Provided records
+++++

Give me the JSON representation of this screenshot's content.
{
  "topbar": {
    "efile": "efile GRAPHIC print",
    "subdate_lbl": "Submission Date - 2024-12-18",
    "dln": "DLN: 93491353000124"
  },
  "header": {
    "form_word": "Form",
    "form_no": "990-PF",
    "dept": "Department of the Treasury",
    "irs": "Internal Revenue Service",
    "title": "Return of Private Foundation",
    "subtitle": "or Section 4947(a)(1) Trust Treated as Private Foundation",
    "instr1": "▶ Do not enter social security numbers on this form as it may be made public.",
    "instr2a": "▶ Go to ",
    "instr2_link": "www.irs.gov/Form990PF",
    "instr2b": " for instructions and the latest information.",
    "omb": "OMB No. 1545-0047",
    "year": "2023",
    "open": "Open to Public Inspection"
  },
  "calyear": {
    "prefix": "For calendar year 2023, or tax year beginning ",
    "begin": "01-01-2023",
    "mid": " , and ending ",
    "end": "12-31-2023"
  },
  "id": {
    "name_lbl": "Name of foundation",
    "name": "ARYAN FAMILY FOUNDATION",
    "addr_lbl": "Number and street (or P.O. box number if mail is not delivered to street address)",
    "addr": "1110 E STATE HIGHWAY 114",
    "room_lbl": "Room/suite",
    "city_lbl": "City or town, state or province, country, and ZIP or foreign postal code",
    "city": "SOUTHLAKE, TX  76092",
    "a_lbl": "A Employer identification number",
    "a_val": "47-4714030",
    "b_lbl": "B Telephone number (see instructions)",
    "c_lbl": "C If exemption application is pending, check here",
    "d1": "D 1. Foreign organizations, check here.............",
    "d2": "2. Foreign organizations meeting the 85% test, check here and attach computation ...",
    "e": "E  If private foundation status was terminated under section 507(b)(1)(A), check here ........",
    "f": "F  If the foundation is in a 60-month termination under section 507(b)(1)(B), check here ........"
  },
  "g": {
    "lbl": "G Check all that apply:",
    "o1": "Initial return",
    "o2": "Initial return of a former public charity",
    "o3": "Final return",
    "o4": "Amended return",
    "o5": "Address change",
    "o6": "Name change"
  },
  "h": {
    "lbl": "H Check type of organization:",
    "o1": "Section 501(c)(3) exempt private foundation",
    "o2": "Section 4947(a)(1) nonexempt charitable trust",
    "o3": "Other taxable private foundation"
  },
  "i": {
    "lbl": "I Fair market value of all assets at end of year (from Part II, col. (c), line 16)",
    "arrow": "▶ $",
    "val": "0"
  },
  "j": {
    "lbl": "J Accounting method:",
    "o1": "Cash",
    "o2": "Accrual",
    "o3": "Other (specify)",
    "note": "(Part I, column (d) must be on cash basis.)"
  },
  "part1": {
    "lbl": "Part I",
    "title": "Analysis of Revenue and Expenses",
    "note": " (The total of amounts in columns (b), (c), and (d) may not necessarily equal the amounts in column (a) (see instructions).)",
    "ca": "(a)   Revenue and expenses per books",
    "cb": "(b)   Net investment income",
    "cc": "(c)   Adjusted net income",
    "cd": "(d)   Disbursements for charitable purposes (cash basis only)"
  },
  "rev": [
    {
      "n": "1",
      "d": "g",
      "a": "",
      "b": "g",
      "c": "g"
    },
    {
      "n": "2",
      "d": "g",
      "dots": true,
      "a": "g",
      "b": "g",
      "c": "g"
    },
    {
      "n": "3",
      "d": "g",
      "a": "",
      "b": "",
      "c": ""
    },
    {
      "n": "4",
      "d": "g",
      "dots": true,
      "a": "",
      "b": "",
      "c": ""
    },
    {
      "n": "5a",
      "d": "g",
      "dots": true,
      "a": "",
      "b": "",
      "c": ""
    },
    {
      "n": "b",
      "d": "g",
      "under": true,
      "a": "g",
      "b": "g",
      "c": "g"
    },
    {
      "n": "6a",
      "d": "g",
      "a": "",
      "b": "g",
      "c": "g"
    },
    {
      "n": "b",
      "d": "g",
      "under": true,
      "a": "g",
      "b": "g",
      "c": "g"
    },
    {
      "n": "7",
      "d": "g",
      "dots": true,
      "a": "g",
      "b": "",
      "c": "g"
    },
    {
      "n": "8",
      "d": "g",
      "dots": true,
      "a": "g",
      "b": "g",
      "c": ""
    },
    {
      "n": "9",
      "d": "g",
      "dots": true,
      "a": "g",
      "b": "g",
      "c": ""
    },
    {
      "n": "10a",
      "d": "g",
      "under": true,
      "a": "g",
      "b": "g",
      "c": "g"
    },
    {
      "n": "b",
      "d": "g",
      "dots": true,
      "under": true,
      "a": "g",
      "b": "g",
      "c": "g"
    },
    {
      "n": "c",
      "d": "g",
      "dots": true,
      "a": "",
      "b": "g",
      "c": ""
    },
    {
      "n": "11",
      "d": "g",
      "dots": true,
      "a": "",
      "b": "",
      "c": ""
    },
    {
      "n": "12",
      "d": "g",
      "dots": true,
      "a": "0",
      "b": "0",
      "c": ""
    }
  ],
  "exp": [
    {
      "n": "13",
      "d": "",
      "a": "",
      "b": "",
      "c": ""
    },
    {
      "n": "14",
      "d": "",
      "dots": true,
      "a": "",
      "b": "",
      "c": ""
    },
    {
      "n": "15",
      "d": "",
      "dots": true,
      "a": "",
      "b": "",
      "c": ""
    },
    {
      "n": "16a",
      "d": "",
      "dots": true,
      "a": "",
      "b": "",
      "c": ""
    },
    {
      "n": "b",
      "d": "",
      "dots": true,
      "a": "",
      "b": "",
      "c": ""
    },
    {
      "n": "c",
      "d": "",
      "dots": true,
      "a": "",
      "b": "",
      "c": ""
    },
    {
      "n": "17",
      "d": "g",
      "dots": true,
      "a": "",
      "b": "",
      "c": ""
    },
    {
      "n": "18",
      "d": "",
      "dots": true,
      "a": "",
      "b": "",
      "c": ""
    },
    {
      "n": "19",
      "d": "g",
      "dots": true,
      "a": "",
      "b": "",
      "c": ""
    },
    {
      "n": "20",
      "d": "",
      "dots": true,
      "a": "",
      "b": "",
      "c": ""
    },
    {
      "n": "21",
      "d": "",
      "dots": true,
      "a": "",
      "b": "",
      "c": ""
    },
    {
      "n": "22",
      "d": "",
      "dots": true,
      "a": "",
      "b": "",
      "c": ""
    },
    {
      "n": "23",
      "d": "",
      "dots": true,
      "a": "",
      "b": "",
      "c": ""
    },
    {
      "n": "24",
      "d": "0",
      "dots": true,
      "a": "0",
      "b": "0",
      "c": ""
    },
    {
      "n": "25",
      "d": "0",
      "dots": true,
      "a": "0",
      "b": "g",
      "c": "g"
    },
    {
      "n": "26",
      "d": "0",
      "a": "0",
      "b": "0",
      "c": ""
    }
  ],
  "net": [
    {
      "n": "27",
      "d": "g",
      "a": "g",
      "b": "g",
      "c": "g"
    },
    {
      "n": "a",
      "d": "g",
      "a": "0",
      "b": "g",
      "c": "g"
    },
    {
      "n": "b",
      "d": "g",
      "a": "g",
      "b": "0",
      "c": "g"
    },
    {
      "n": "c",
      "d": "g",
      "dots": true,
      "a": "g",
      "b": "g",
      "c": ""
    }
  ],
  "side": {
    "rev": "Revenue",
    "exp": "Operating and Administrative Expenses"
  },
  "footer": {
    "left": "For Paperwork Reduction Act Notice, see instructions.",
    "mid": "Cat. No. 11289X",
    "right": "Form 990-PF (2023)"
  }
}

+++++

Select every line where the word "this" occurs.

Answer for the task
Give me the JSON representation of this screenshot's content.
    "instr1": "▶ Do not enter social security numbers on this form as it may be made public.",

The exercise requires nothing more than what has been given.